• Instruction: Show all lines from the listing below that contain "Gegenstände".

• Given entries:
______________________________
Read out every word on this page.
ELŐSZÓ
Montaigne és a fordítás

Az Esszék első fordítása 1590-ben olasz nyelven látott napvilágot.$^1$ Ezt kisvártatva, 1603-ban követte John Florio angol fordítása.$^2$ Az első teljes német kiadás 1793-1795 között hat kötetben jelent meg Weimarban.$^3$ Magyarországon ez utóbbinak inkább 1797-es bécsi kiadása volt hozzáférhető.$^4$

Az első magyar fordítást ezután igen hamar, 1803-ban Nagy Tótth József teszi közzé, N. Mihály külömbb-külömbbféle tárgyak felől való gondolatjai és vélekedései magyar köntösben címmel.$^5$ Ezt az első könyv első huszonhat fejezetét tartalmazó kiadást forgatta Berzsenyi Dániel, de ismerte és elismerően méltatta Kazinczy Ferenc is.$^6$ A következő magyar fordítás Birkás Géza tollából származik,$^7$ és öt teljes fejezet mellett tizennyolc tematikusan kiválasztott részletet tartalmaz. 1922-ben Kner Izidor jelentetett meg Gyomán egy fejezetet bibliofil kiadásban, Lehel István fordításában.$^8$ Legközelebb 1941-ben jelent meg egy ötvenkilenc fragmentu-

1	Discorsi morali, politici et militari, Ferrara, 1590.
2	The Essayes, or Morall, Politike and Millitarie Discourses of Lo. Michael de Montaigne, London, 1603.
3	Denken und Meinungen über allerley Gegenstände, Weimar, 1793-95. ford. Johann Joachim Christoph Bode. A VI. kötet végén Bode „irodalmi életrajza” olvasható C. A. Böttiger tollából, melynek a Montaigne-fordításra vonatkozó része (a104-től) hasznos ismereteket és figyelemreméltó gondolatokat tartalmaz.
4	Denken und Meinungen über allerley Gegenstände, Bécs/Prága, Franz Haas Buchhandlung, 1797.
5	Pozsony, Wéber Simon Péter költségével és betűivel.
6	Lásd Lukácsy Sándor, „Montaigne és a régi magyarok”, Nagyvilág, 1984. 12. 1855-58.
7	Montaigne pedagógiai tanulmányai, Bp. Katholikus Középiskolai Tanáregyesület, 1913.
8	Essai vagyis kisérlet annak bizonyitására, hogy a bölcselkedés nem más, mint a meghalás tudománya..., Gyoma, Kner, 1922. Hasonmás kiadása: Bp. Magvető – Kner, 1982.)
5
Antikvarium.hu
______________________________
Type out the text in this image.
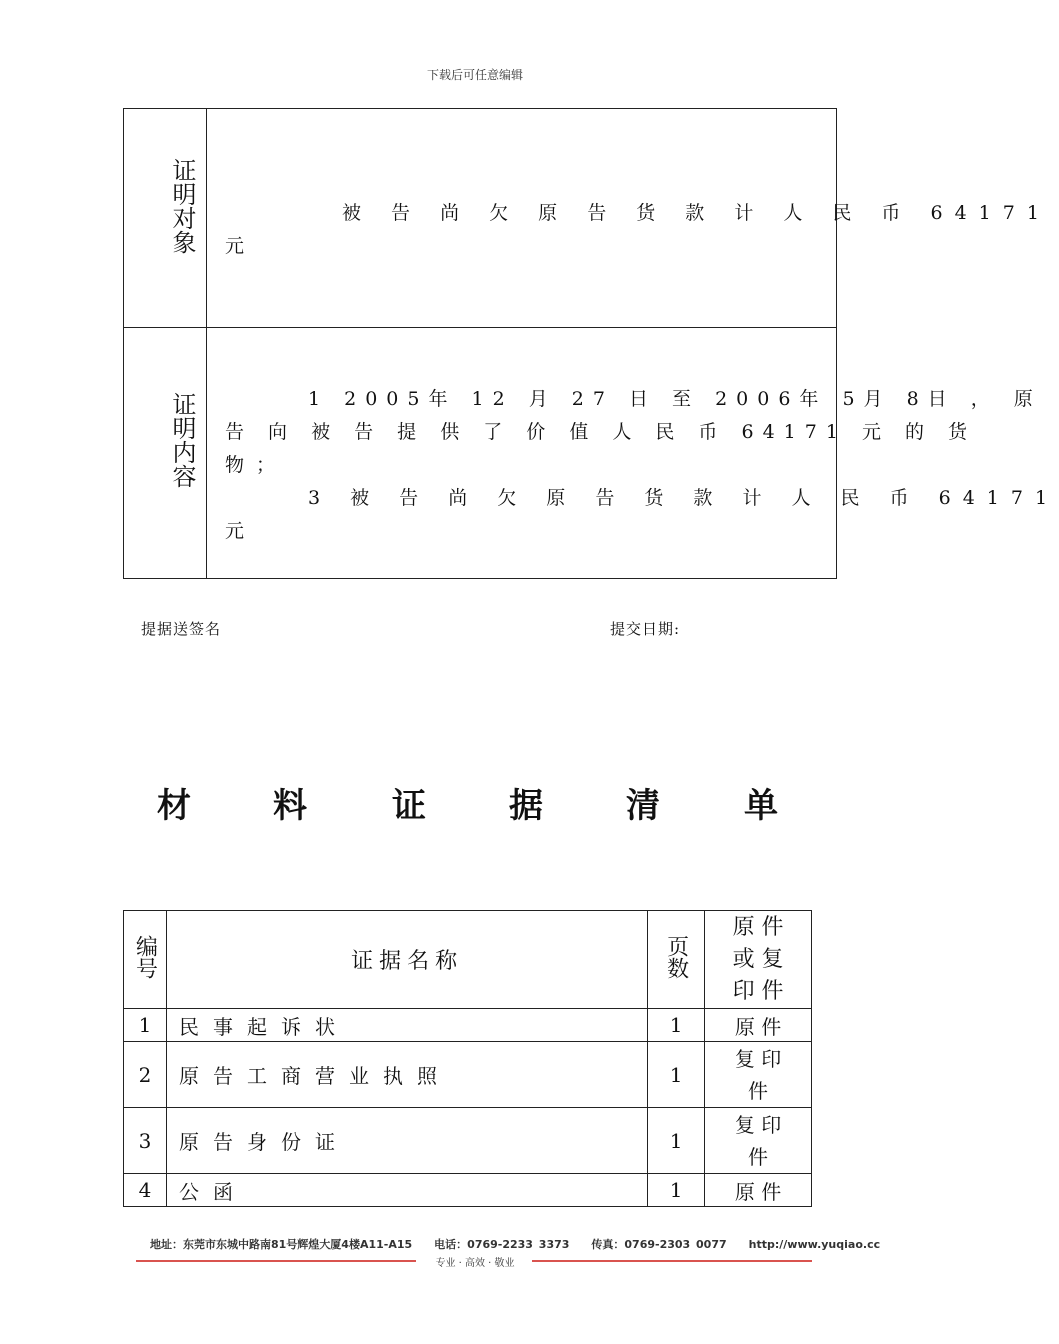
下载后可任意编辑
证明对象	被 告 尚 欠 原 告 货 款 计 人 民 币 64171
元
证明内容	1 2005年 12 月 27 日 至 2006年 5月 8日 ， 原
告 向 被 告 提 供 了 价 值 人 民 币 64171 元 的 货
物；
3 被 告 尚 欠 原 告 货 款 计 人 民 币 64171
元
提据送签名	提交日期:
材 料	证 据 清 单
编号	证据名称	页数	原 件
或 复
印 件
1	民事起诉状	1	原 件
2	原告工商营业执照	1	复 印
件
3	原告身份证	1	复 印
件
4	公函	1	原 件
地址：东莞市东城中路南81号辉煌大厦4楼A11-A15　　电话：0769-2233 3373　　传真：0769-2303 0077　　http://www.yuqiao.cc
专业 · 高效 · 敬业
______________________________
• Completed exercise:
3	Denken und Meinungen über allerley Gegenstände, Weimar, 1793-95. ford. Johann Joachim Christoph Bode. A VI. kötet végén Bode „irodalmi életrajza” olvasható C. A. Böttiger tollából, melynek a Montaigne-fordításra vonatkozó része (a104-től) hasznos ismereteket és figyelemreméltó gondolatokat tartalmaz.
4	Denken und Meinungen über allerley Gegenstände, Bécs/Prága, Franz Haas Buchhandlung, 1797.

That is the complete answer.